**Short exercise**
Please carry on the passage about the 1945 radio chess match between the United States and the USSR, picking up after its last sentence.

**Reading passage**
The USA vs. USSR radio chess match 1945 was a chess match between the United States and the USSR that was conducted over the radio from September 1 to September 4, 1945. The ten leading masters of the United States played the ten leading masters of the Soviet Union (except for Paul Keres) for chess supremacy. The match was played by radio and was a two-game head-to-head match between the teams. The time control was 40 moves in 2½ hours and 16 moves per hour after that. Moves were transmitted using the Uedemann Code. It took an average of 5 minutes to transmit a move. The US team played at the Henry Hudson Hotel in New York. The Soviet team met at the Central Club of Art Masters in Moscow. The USSR team won the match 15½–4½.

This result was met with astonishment around the chess world, since the USA had won four straight Chess Olympiads from 1931 to 1937; however, the Soviet Union had not competed in those tournaments. The Soviet program for producing a new generation of chess masters, originated and supervised by Nikolai Krylenko from the early 1930s, clearly was paying dividends.  From 1945 onwards, Soviet players would dominate international chess for most of the rest of the 20th century. The radio match proved a watershed and a changing of the guard in the chess world .

Other radio matches took place around this time.

**Listing**
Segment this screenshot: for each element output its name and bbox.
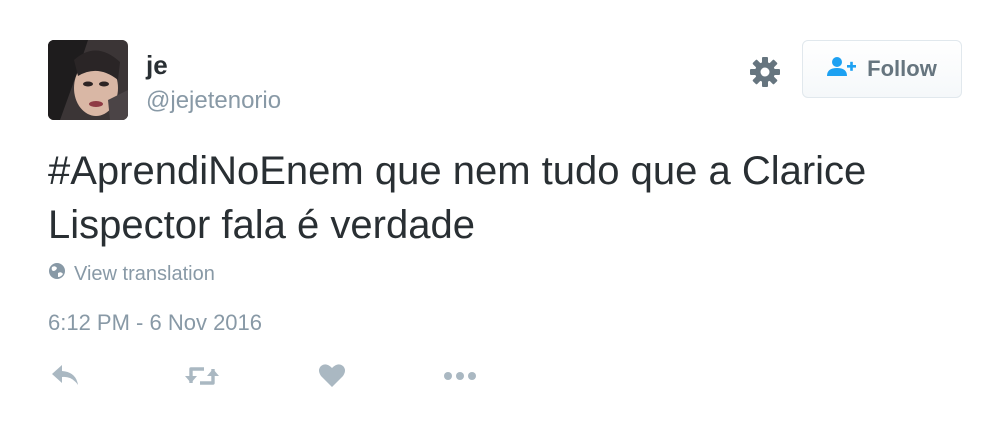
* * *
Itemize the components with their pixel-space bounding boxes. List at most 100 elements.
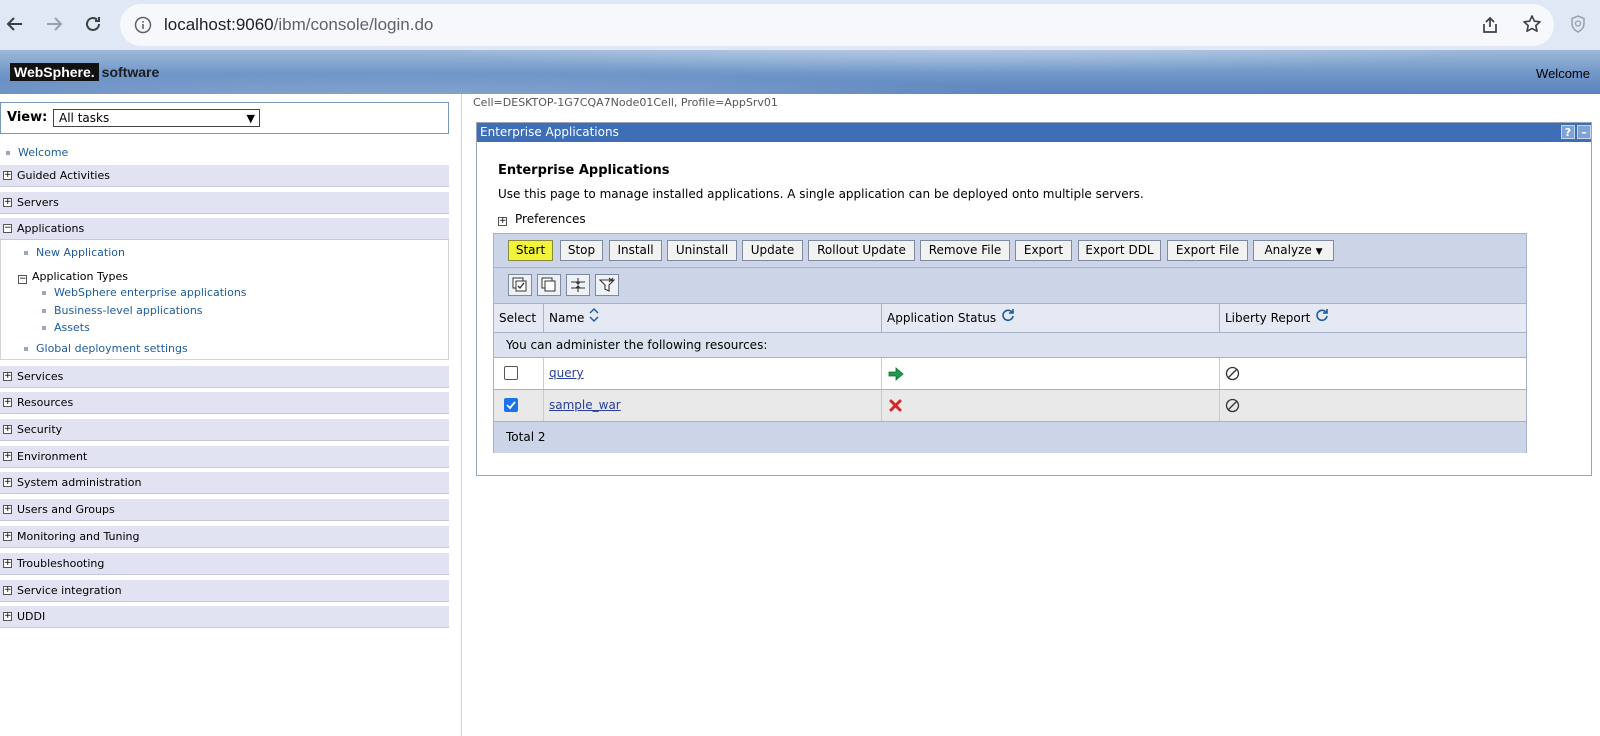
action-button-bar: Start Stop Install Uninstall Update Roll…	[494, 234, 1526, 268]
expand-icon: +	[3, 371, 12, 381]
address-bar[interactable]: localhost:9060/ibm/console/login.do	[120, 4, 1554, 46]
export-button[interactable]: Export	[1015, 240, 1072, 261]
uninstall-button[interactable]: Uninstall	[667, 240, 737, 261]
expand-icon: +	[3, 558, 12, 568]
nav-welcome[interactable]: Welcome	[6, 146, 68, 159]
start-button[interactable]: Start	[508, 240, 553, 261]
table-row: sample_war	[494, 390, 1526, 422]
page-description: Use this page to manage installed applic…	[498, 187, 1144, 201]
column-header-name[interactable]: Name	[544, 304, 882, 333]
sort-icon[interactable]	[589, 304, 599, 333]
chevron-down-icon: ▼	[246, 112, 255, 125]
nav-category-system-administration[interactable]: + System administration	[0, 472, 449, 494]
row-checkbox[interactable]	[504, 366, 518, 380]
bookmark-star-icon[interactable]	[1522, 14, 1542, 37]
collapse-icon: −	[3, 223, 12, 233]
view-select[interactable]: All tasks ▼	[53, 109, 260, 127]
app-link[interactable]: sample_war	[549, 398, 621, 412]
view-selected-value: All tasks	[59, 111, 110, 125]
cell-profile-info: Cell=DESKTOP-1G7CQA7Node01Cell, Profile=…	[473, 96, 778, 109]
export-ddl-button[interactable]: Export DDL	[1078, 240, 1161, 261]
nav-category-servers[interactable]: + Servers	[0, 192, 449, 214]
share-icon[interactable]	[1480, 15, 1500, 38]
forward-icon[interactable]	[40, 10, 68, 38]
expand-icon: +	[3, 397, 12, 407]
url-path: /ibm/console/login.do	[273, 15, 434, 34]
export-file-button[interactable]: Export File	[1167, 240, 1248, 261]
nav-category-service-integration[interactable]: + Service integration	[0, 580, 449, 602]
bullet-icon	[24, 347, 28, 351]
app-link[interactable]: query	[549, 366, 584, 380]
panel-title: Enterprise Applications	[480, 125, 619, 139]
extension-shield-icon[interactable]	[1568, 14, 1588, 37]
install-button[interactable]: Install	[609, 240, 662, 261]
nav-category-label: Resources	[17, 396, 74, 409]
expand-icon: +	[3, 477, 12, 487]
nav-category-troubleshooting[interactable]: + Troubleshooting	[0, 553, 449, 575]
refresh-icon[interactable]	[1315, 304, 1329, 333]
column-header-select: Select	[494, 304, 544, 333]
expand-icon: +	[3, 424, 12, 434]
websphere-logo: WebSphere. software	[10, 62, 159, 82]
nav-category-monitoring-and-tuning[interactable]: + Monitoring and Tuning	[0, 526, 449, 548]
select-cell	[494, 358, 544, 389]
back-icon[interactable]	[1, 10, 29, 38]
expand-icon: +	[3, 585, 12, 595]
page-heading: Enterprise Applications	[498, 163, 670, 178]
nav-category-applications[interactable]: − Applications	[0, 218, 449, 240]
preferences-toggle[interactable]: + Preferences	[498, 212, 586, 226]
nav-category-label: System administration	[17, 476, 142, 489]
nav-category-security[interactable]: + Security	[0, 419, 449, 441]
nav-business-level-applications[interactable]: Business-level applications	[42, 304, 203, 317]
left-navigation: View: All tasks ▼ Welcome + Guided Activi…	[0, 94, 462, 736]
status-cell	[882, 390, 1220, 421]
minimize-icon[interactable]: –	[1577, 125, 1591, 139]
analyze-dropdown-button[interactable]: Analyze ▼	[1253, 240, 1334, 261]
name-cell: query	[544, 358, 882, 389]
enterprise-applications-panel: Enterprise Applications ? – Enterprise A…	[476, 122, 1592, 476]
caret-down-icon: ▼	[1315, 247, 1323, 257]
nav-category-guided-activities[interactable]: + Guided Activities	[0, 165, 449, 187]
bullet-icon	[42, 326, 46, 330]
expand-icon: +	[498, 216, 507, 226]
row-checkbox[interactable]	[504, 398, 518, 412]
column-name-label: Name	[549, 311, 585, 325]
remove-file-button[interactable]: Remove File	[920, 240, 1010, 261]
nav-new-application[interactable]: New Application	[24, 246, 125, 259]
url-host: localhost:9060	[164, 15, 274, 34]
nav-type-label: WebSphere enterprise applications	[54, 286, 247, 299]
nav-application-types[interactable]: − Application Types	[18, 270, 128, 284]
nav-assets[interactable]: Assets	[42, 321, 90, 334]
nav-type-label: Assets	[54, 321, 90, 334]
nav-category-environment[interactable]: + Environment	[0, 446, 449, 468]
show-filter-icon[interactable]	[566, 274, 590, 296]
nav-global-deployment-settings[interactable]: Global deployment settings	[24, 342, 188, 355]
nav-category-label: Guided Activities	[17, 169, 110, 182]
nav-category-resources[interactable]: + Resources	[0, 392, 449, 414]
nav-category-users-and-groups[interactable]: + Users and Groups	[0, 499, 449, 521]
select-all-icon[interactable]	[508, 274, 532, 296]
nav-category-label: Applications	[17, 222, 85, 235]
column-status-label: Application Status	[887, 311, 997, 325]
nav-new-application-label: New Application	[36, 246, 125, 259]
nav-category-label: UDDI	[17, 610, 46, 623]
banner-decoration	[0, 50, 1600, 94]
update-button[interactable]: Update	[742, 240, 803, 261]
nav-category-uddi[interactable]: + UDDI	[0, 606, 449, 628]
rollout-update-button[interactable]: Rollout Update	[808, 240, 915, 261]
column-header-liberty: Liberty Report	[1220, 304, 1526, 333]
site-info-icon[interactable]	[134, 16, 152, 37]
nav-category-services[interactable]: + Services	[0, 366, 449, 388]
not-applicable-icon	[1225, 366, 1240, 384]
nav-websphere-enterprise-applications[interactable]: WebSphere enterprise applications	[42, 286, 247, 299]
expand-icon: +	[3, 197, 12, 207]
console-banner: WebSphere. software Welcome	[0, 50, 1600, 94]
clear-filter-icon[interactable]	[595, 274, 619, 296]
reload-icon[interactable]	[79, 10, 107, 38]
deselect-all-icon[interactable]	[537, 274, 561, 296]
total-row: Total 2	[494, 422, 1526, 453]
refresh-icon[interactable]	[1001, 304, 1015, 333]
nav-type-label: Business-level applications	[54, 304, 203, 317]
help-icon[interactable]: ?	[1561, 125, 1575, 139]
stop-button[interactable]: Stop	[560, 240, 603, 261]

**The result**
The matchups 
The matchup and results are in this table. Scores are from a Soviet point of view: "1" for a Soviet win, "0" for an American win and "½" for a drawn game.

Nine of ten Americans and six of ten Soviets were Jewish.

The match featured most of the leading players in the world: including the first, second and equal third placegetters at the 1948 World Championship (Botvinnik, Smyslov, Reshevsky); Fine, who declined his invitation to the 1948 Championship; and the top two placegetters in the 1950 Candidates tournament (Bronstein and Boleslavsky).

Reserve players 
The following players were reservists in the U.S. team, to be called on, in the order given, if any of the primary team are unable to compete: Alexander Kevitz, Robert Willman, Jacob Levin, George Shainswit, Weaver W. Adams, Edward Lasker, Fred Reinfeld, Edward S. Jackson, Jr., Samuel Factor, and Martin C. Stark. The Soviet reserves were: Alexander Konstantinopolsky, Vitaly Chekhover, Iosif Rudakovsky, and Peter Romanovsky.

Other radio matches
 Moscow vs. Leningrad, March 1941
 USSR vs. England, 18-6, 1946
 Australia vs. France, 5½-4½, 1946
 Spain vs. Argentina, 8-7, 1946 .

The USSR also won these matches:
 USSR vs. United Kingdom, 1947
 USSR vs. United Kingdom, 1954
 USSR vs. United States, 1954
 USSR vs. United States, 1955 .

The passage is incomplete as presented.